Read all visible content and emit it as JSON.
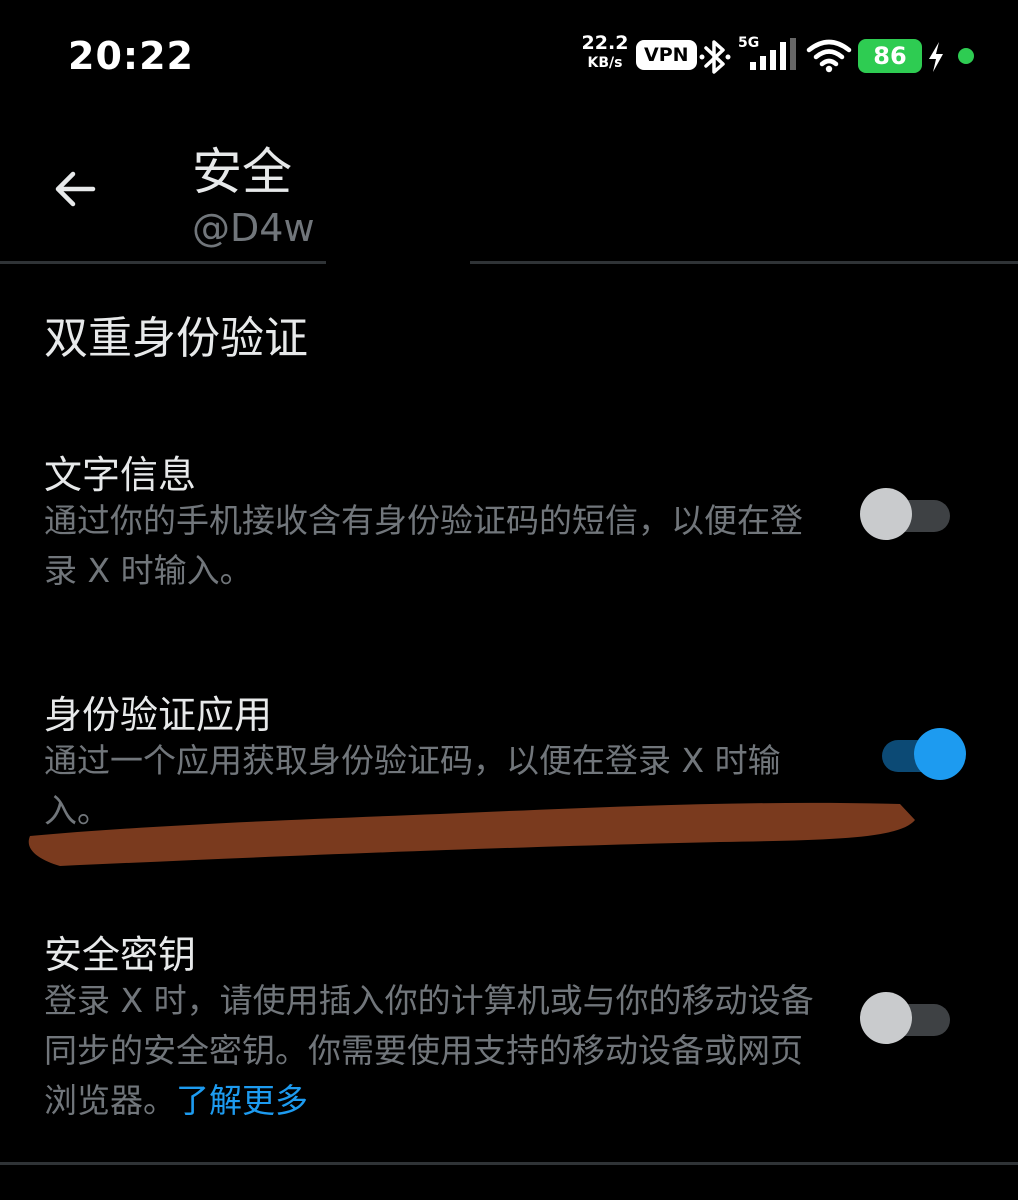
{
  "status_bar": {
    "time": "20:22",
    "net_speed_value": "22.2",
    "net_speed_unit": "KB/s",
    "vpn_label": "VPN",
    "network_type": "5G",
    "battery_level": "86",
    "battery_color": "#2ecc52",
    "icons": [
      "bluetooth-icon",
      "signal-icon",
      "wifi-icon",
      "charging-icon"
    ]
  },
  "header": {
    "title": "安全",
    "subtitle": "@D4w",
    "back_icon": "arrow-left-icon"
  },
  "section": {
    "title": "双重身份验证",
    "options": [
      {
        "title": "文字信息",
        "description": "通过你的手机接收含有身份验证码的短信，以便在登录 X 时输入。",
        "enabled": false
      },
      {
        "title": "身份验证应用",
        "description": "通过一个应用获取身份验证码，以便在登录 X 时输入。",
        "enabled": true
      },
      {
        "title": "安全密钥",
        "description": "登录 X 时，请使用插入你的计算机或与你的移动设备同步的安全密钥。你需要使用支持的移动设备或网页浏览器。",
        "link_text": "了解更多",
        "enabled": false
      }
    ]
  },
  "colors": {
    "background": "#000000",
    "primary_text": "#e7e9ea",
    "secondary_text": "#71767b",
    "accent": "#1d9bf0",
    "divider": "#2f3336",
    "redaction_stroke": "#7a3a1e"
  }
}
◆ ◆ ◆
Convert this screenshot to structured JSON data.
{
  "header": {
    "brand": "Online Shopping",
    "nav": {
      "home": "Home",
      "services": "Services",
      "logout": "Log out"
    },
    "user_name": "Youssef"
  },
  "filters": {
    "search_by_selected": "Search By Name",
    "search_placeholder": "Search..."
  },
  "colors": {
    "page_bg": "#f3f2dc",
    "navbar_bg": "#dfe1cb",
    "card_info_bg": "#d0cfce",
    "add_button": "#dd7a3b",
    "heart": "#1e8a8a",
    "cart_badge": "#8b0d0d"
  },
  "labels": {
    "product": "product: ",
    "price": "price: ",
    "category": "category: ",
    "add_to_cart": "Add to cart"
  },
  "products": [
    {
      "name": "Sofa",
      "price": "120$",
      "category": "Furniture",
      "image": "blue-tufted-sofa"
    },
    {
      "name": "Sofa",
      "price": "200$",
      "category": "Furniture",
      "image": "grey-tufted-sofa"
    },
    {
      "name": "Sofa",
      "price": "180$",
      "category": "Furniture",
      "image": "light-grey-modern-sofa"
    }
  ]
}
◆ ◆ ◆
GIVEN PROBLEM. Locate the word "description" in the data above. Copy every line carrying it.

WRITTEN ANSWER.
        "description": "通过你的手机接收含有身份验证码的短信，以便在登录 X 时输入。",
        "description": "通过一个应用获取身份验证码，以便在登录 X 时输入。",
        "description": "登录 X 时，请使用插入你的计算机或与你的移动设备同步的安全密钥。你需要使用支持的移动设备或网页浏览器。",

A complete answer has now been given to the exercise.